---- EXTRACTED MATERIAL
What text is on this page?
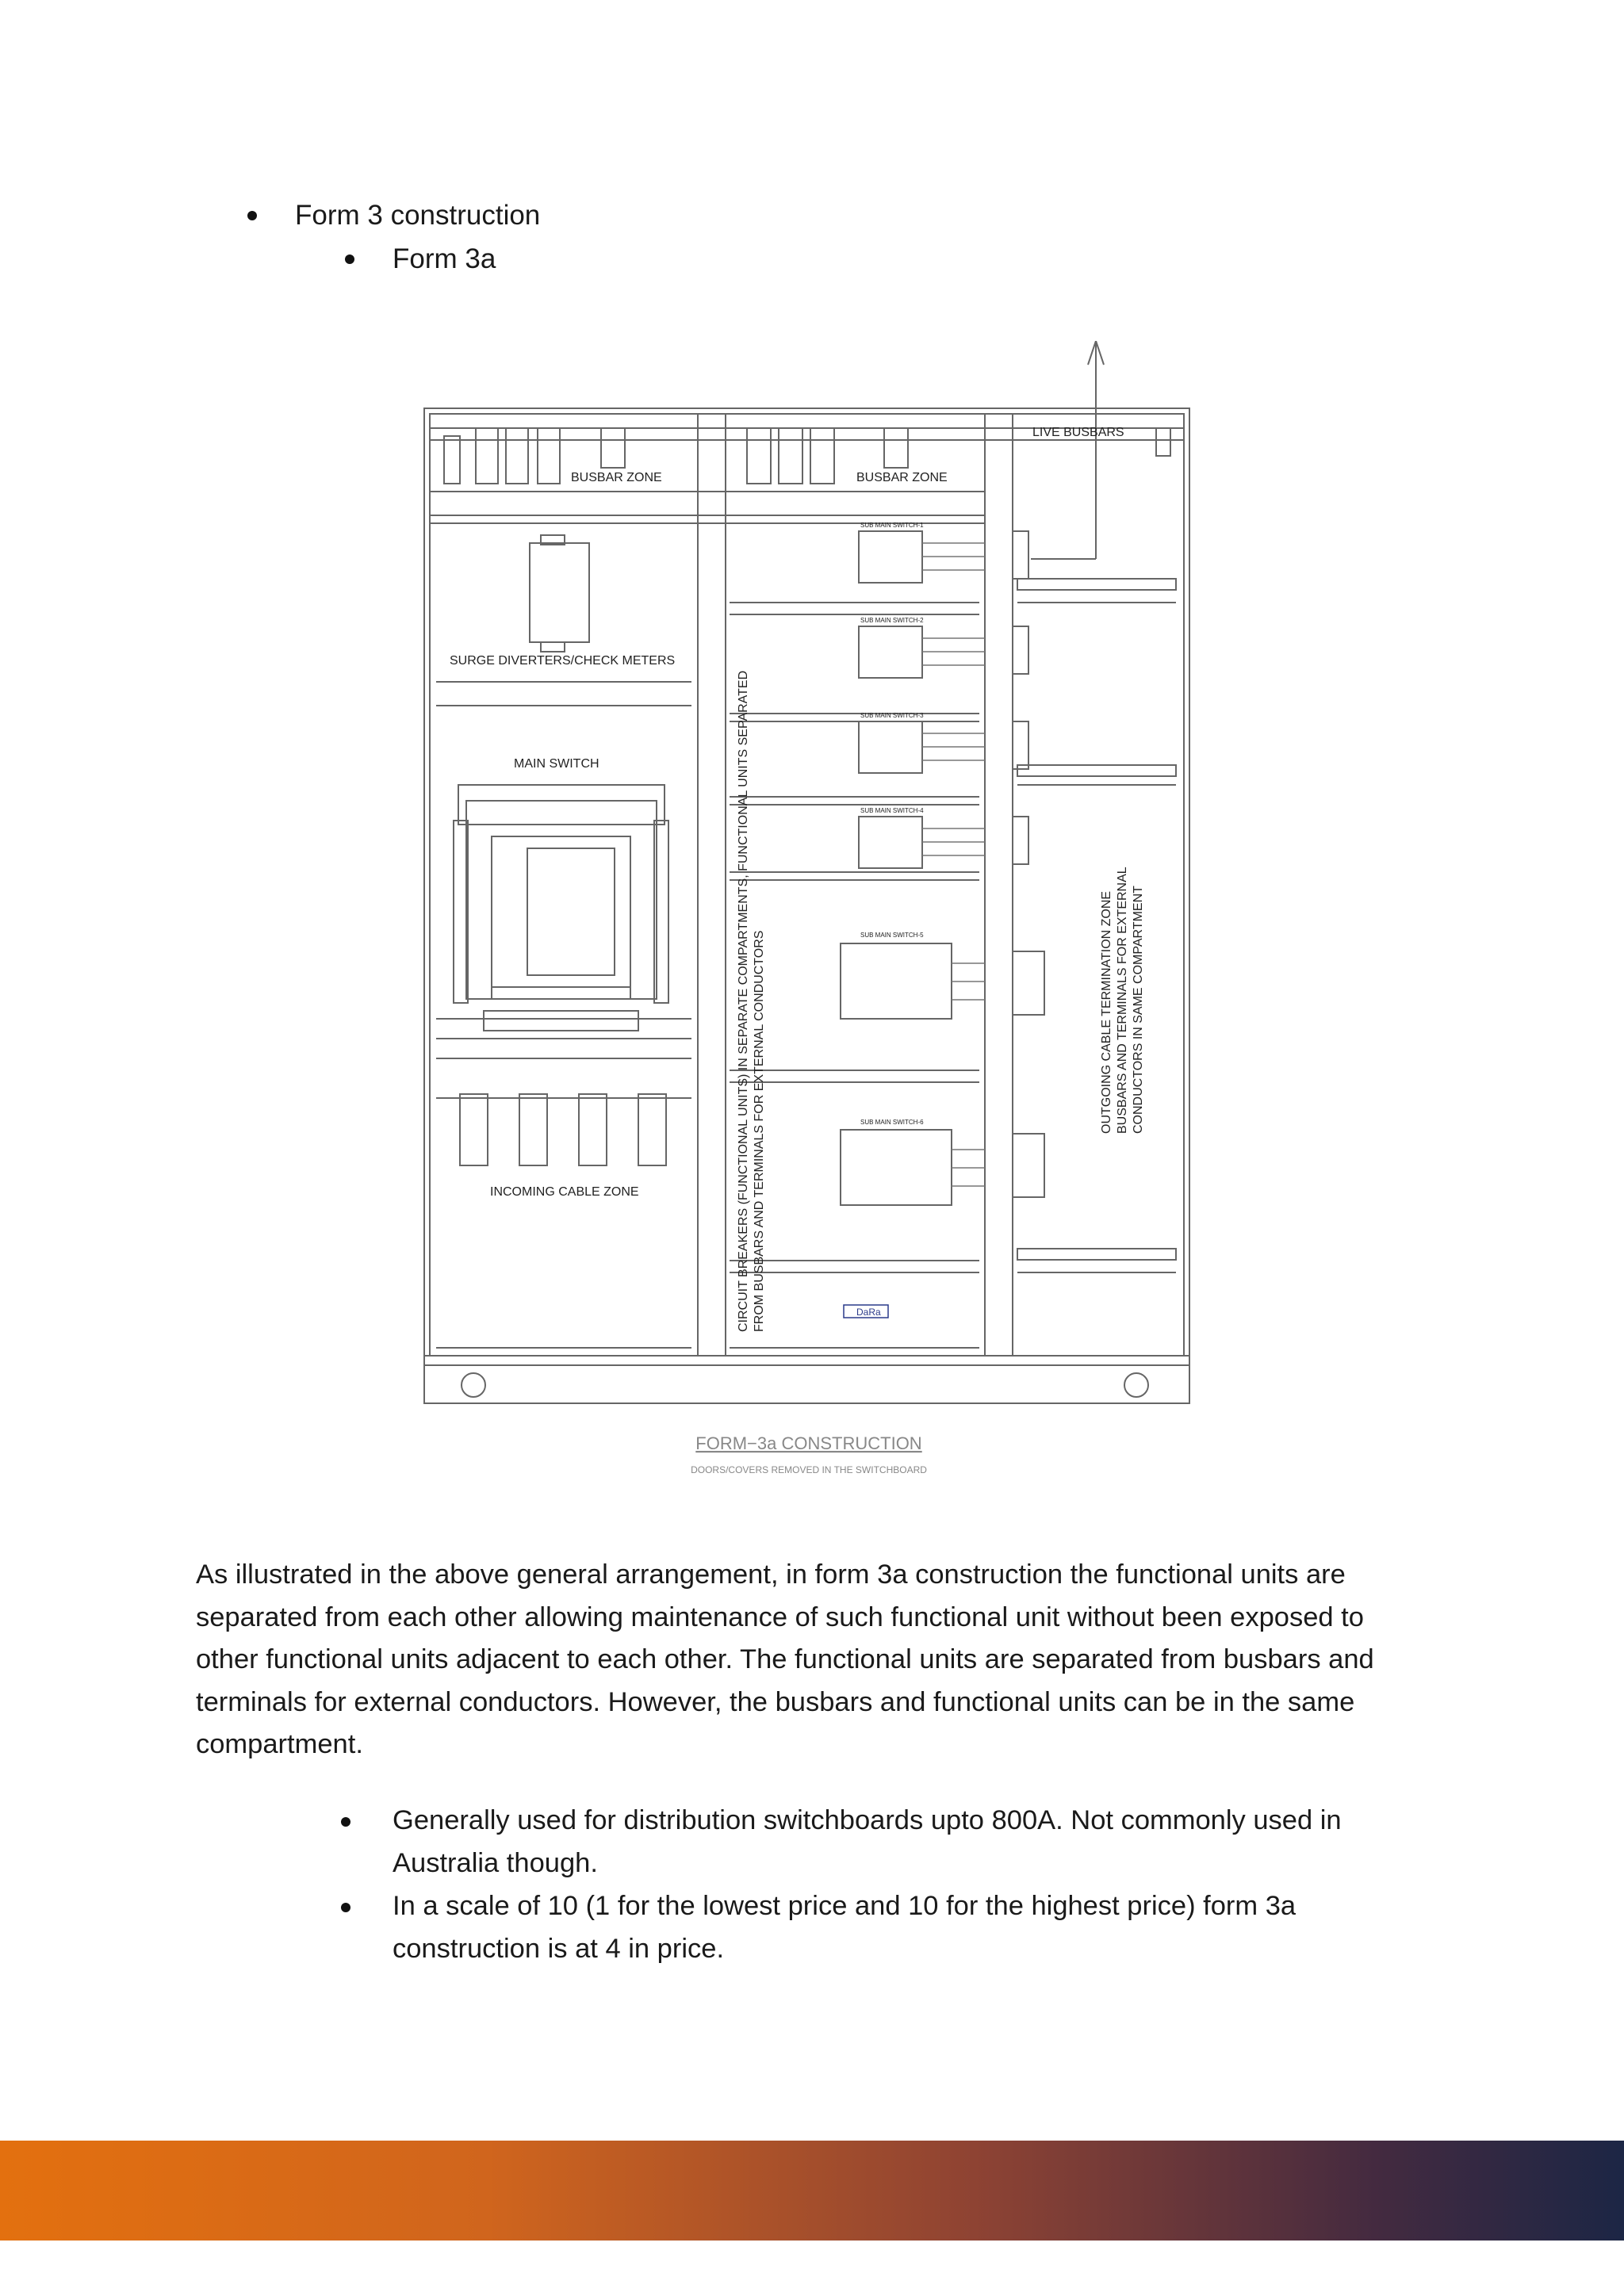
Form 3 construction
Form 3a
BUSBAR ZONE	BUSBAR ZONE
LIVE BUSBARS
SURGE DIVERTERS/CHECK METERS
MAIN SWITCH
INCOMING CABLE ZONE
SUB MAIN SWITCH-1
SUB MAIN SWITCH-2
SUB MAIN SWITCH-3
SUB MAIN SWITCH-4
SUB MAIN SWITCH-5
SUB MAIN SWITCH-6
CIRCUIT BREAKERS (FUNCTIONAL UNITS) IN SEPARATE COMPARTMENTS, FUNCTIONAL UNITS SEPARATED FROM BUSBARS AND TERMINALS FOR EXTERNAL CONDUCTORS	OUTGOING CABLE TERMINATION ZONE BUSBARS AND TERMINALS FOR EXTERNAL CONDUCTORS IN SAME COMPARTMENT
DaRa
FORM−3a CONSTRUCTION
DOORS/COVERS REMOVED IN THE SWITCHBOARD
As illustrated in the above general arrangement, in form 3a construction the functional units are
separated from each other allowing maintenance of such functional unit without been exposed to
other functional units adjacent to each other. The functional units are separated from busbars and
terminals for external conductors. However, the busbars and functional units can be in the same
compartment.
Generally used for distribution switchboards upto 800A. Not commonly used in
Australia though.
In a scale of 10 (1 for the lowest price and 10 for the highest price) form 3a
construction is at 4 in price.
--------
INSTRUCTIONS TO FOLLOW: Filter lines by "ZONE" and return each hit.

RESPONSE TO THE TASK:
BUSBAR ZONE	BUSBAR ZONE
INCOMING CABLE ZONE
CIRCUIT BREAKERS (FUNCTIONAL UNITS) IN SEPARATE COMPARTMENTS, FUNCTIONAL UNITS SEPARATED FROM BUSBARS AND TERMINALS FOR EXTERNAL CONDUCTORS	OUTGOING CABLE TERMINATION ZONE BUSBARS AND TERMINALS FOR EXTERNAL CONDUCTORS IN SAME COMPARTMENT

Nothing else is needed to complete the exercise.